Directive A: In the court opinion, what was the amount of the jury verdict awarded to the plaintiff?
Directive B: Reproduce the court opinion from "Williams v. Deere" up to and including "alighting from it.".
Directive C: Name every individual attorney listed as counsel in the court opinion.

Text extract:
(begin)

Williams v. Deere and Co., 11269
Decision Date | 24 April 1980 |
Docket Number | No. 11269,11269 |
Citation | 598 S.W.2d 609 |
Parties | Archie WILLIAMS, Plaintiff-Respondent, v. DEERE AND COMPANY, Defendant-Appellant. |
Court | Missouri Court of Appeals |
Joe Welborn, James E. Spain, Briney, Welborn & Spain, Bloomfield, for plaintiff-respondent.
W. H. Winchester, III, Blanton, Rice, Sickal, Gilmore & Winchester, Sikeston, for defendant-appellant.
In this action, based on strict liability in tort, plaintiff received a $75,000.00 jury verdict and judgment. He claimed that due to a defect, a tractor manufactured by defendant rolled and injured him after he had placed its gearshift lever in "park" before alighting from it.
Defendant claims the trial court erred in not directing a verdict for it because: (a) there was no evidence of a defect in the tractor when manufactured and no evidence that the tractor was in the same condition at the time of injury; (b) plaintiff's circumstantial evidence of a defect was insufficient as it did not establish circumstances which tended to exclude any other reasonable conclusion regarding the cause of the injury; and (c) plaintiff voluntarily and unreasonably placed himself in a position of danger which directly caused or contributed to cause his injuries.
Defendant also filed before us a motion to strike from the transcript a statement of one of plaintiff's attorneys concerning the jury's view of the tractor. The record shows that at the trial defendant's counsel requested that the court allow the jury to "look at this tractor and to start it and examine it and see exactly how much force it takes for this tractor to be palced (sic) in and out of park and in and out of gears." Plaintiff's counsel stated that they had no objection to this. The trial judge and counsel discussed the details of the examination and agreed that Marvin Strapman, a John Deere mechanic and service manager who had just testified, would operate it. The demonstration is described in the transcript as follows:
Four months after the trial the parties appeared before the trial judge and plaintiff's counsel announced that he and defendant's attorney were unable to agree as to what occurred when the jury viewed the tractor. He asked the court to make a determination under Rule 81.12(c), V.A.M.R., as to what should be in the transcript. Plaintiff's counsel was sworn and over defendant's objection stated what he believed occurred. Following that, the court commented:
While no reason appears for us to doubt the truth of plaintiff's counsel's statement, we find no basis in the rules for us to consider it. His statement was not a part of the trial, and while it relates to what occurred during the trial, what the jurors saw or did could be subject to many conclusions and interpretations. What each individual juror saw might be different. We do not find any authority for the court to hold a hearing and determine after the fact what occurred during a view or demonstration. We believe that we should only consider what was recorded at the time of the view and demonstration and will not consider plaintiff's counsel's sworn statement. The motion to strike is sustained.

(end)

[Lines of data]
(begin)

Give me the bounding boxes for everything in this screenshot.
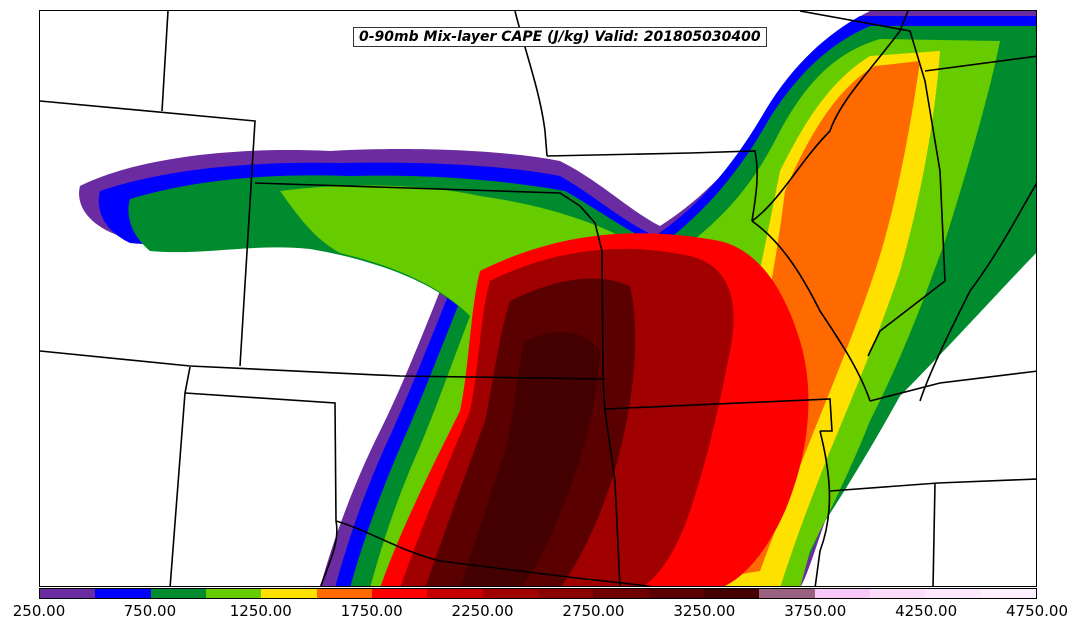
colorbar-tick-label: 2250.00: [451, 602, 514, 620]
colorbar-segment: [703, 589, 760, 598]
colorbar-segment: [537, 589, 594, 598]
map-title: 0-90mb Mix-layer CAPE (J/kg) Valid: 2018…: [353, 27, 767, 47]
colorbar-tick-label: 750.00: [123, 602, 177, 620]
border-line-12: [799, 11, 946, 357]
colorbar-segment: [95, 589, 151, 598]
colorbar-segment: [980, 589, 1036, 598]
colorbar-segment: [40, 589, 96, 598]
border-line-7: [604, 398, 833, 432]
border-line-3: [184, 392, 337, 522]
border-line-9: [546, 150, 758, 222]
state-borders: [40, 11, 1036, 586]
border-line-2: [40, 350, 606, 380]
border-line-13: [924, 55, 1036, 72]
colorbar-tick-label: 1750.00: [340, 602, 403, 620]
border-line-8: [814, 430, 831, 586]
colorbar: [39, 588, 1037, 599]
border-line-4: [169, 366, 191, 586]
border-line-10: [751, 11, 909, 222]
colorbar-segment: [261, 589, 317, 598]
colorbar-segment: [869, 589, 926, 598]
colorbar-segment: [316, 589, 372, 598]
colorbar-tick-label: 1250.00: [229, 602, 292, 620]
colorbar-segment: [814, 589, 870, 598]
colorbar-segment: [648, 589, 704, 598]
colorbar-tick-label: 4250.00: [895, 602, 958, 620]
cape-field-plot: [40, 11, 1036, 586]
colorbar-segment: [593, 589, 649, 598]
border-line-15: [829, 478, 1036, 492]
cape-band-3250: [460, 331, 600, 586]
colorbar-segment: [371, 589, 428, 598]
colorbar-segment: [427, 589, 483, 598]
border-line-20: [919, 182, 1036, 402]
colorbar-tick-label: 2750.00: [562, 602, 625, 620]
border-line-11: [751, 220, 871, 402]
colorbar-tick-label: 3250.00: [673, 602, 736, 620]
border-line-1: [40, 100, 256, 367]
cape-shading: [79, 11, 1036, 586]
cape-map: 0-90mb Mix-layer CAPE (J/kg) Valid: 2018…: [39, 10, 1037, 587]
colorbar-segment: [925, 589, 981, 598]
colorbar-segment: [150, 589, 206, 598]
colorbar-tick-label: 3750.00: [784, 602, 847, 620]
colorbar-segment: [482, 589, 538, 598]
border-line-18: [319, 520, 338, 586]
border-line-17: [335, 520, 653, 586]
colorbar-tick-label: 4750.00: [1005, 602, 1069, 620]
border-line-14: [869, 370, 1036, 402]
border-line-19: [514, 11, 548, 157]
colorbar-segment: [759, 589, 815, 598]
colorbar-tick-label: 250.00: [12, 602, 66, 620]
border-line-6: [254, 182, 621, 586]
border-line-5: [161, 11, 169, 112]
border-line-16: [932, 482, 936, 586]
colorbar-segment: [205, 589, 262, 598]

(end)
(begin)

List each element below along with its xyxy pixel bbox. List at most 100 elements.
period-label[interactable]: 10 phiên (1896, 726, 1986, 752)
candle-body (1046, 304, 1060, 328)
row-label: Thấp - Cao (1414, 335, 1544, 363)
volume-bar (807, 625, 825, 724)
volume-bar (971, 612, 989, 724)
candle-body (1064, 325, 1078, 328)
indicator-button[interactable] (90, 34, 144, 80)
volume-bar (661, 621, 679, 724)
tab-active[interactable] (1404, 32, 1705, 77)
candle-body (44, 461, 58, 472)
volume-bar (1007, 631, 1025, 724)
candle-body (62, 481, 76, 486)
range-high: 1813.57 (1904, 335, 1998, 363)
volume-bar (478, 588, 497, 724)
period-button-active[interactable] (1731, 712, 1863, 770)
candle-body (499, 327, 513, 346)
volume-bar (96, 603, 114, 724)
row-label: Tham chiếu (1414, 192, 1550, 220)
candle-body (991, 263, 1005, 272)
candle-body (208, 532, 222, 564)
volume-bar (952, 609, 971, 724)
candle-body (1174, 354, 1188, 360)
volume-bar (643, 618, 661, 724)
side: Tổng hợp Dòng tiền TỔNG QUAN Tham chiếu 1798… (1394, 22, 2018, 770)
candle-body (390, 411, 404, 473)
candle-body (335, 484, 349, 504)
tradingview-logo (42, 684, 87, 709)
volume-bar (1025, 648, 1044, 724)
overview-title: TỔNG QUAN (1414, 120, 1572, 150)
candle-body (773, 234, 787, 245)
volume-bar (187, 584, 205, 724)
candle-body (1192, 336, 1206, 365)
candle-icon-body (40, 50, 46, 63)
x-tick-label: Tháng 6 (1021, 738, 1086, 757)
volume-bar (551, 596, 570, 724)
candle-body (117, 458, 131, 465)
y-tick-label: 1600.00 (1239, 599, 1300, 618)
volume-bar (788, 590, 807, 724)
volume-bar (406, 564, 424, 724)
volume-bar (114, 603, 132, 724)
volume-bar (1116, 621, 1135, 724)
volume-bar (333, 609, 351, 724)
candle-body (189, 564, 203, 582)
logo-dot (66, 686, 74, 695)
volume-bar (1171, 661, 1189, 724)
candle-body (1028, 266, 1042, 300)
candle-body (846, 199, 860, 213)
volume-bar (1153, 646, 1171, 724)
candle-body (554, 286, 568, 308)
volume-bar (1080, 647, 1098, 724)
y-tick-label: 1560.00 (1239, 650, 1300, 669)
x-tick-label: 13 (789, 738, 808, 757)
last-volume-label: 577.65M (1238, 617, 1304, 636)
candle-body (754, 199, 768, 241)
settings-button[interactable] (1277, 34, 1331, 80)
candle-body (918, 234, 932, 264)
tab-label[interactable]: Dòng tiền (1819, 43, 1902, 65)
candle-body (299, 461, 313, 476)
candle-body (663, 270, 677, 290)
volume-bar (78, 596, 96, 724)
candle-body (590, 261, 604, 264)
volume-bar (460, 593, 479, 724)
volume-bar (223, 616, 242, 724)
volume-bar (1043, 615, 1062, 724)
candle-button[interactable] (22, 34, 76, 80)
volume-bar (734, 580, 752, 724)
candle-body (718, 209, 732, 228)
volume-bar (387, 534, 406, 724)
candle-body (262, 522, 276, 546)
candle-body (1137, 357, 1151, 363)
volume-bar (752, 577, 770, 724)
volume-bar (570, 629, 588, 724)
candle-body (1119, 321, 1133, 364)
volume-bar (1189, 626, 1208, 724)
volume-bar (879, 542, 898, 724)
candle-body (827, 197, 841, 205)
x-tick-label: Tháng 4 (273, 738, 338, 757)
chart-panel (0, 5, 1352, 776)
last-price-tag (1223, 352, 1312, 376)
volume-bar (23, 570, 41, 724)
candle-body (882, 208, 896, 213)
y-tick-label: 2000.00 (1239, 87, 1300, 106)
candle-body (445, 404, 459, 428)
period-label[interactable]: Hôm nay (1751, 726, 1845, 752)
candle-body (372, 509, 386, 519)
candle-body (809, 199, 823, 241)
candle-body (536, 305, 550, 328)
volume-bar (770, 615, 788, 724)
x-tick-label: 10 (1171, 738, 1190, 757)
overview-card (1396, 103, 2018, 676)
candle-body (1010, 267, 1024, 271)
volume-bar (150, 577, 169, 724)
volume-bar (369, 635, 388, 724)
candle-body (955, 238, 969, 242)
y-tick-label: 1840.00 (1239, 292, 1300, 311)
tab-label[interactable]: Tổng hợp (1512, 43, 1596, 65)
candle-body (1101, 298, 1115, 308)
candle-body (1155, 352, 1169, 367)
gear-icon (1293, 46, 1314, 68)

(end)

Final result A: $75,000.00

Final result B:
Williams v. Deere and Co., 11269
Decision Date | 24 April 1980 |
Docket Number | No. 11269,11269 |
Citation | 598 S.W.2d 609 |
Parties | Archie WILLIAMS, Plaintiff-Respondent, v. DEERE AND COMPANY, Defendant-Appellant. |
Court | Missouri Court of Appeals |
Joe Welborn, James E. Spain, Briney, Welborn & Spain, Bloomfield, for plaintiff-respondent.
W. H. Winchester, III, Blanton, Rice, Sickal, Gilmore & Winchester, Sikeston, for defendant-appellant.
In this action, based on strict liability in tort, plaintiff received a $75,000.00 jury verdict and judgment. He claimed that due to a defect, a tractor manufactured by defendant rolled and injured him after he had placed its gearshift lever in "park" before alighting from it.

Final result C: Joe Welborn, James E. Spain, W. H. Winchester, III